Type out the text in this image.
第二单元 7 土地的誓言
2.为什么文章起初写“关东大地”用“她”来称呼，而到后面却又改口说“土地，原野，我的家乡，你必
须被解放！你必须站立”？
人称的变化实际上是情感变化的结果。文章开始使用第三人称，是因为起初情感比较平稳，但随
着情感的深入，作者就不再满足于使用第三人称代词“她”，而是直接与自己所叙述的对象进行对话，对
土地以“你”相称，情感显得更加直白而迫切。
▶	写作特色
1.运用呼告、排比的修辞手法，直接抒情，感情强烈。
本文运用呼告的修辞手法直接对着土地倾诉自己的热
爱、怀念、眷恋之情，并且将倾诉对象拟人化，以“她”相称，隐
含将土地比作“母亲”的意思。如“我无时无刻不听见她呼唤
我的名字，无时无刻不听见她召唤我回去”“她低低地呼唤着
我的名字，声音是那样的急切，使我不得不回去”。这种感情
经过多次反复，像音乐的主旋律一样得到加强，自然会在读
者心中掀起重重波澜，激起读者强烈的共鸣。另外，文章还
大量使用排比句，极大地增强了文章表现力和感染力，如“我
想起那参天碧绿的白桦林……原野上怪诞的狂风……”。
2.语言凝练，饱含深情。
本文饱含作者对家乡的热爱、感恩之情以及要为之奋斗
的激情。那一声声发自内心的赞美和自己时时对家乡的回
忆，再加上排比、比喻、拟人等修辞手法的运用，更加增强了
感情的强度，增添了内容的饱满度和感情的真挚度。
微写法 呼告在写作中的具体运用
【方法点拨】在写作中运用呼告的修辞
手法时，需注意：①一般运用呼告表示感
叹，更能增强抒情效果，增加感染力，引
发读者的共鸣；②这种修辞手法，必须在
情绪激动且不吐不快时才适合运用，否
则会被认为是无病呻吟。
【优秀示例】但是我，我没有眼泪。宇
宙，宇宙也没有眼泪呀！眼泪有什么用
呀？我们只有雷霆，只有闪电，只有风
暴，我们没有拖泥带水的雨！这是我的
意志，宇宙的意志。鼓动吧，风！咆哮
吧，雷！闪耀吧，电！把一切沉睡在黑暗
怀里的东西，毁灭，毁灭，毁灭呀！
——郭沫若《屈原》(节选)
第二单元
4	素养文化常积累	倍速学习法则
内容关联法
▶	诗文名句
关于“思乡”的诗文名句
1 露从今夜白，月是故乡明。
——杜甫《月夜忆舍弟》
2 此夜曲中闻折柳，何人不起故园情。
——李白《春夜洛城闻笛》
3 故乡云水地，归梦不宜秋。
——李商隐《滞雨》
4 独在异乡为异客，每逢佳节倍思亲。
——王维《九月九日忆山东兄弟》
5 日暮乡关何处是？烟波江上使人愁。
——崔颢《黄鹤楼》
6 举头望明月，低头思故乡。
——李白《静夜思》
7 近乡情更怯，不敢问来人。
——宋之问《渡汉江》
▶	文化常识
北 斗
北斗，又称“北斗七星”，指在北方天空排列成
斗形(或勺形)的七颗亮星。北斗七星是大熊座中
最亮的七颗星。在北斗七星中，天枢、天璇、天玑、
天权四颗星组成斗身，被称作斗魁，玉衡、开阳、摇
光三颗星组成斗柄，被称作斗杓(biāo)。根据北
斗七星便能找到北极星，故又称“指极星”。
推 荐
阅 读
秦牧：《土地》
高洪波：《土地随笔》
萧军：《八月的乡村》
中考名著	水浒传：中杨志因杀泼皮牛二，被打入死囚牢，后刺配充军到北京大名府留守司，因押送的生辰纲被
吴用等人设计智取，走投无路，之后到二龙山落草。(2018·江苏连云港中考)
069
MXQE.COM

▬▬▬▬▬▬▬▬▬▬

WRITTEN INSTRUCTION: Generate an exact reproduction of all entries.

RESPONSE:
Type out the text in this image.
第二单元 7 土地的誓言
2.为什么文章起初写“关东大地”用“她”来称呼，而到后面却又改口说“土地，原野，我的家乡，你必
须被解放！你必须站立”？
人称的变化实际上是情感变化的结果。文章开始使用第三人称，是因为起初情感比较平稳，但随
着情感的深入，作者就不再满足于使用第三人称代词“她”，而是直接与自己所叙述的对象进行对话，对
土地以“你”相称，情感显得更加直白而迫切。
▶	写作特色
1.运用呼告、排比的修辞手法，直接抒情，感情强烈。
本文运用呼告的修辞手法直接对着土地倾诉自己的热
爱、怀念、眷恋之情，并且将倾诉对象拟人化，以“她”相称，隐
含将土地比作“母亲”的意思。如“我无时无刻不听见她呼唤
我的名字，无时无刻不听见她召唤我回去”“她低低地呼唤着
我的名字，声音是那样的急切，使我不得不回去”。这种感情
经过多次反复，像音乐的主旋律一样得到加强，自然会在读
者心中掀起重重波澜，激起读者强烈的共鸣。另外，文章还
大量使用排比句，极大地增强了文章表现力和感染力，如“我
想起那参天碧绿的白桦林……原野上怪诞的狂风……”。
2.语言凝练，饱含深情。
本文饱含作者对家乡的热爱、感恩之情以及要为之奋斗
的激情。那一声声发自内心的赞美和自己时时对家乡的回
忆，再加上排比、比喻、拟人等修辞手法的运用，更加增强了
感情的强度，增添了内容的饱满度和感情的真挚度。
微写法 呼告在写作中的具体运用
【方法点拨】在写作中运用呼告的修辞
手法时，需注意：①一般运用呼告表示感
叹，更能增强抒情效果，增加感染力，引
发读者的共鸣；②这种修辞手法，必须在
情绪激动且不吐不快时才适合运用，否
则会被认为是无病呻吟。
【优秀示例】但是我，我没有眼泪。宇
宙，宇宙也没有眼泪呀！眼泪有什么用
呀？我们只有雷霆，只有闪电，只有风
暴，我们没有拖泥带水的雨！这是我的
意志，宇宙的意志。鼓动吧，风！咆哮
吧，雷！闪耀吧，电！把一切沉睡在黑暗
怀里的东西，毁灭，毁灭，毁灭呀！
——郭沫若《屈原》(节选)
第二单元
4	素养文化常积累	倍速学习法则
内容关联法
▶	诗文名句
关于“思乡”的诗文名句
1 露从今夜白，月是故乡明。
——杜甫《月夜忆舍弟》
2 此夜曲中闻折柳，何人不起故园情。
——李白《春夜洛城闻笛》
3 故乡云水地，归梦不宜秋。
——李商隐《滞雨》
4 独在异乡为异客，每逢佳节倍思亲。
——王维《九月九日忆山东兄弟》
5 日暮乡关何处是？烟波江上使人愁。
——崔颢《黄鹤楼》
6 举头望明月，低头思故乡。
——李白《静夜思》
7 近乡情更怯，不敢问来人。
——宋之问《渡汉江》
▶	文化常识
北 斗
北斗，又称“北斗七星”，指在北方天空排列成
斗形(或勺形)的七颗亮星。北斗七星是大熊座中
最亮的七颗星。在北斗七星中，天枢、天璇、天玑、
天权四颗星组成斗身，被称作斗魁，玉衡、开阳、摇
光三颗星组成斗柄，被称作斗杓(biāo)。根据北
斗七星便能找到北极星，故又称“指极星”。
推 荐
阅 读
秦牧：《土地》
高洪波：《土地随笔》
萧军：《八月的乡村》
中考名著	水浒传：中杨志因杀泼皮牛二，被打入死囚牢，后刺配充军到北京大名府留守司，因押送的生辰纲被
吴用等人设计智取，走投无路，之后到二龙山落草。(2018·江苏连云港中考)
069
MXQE.COM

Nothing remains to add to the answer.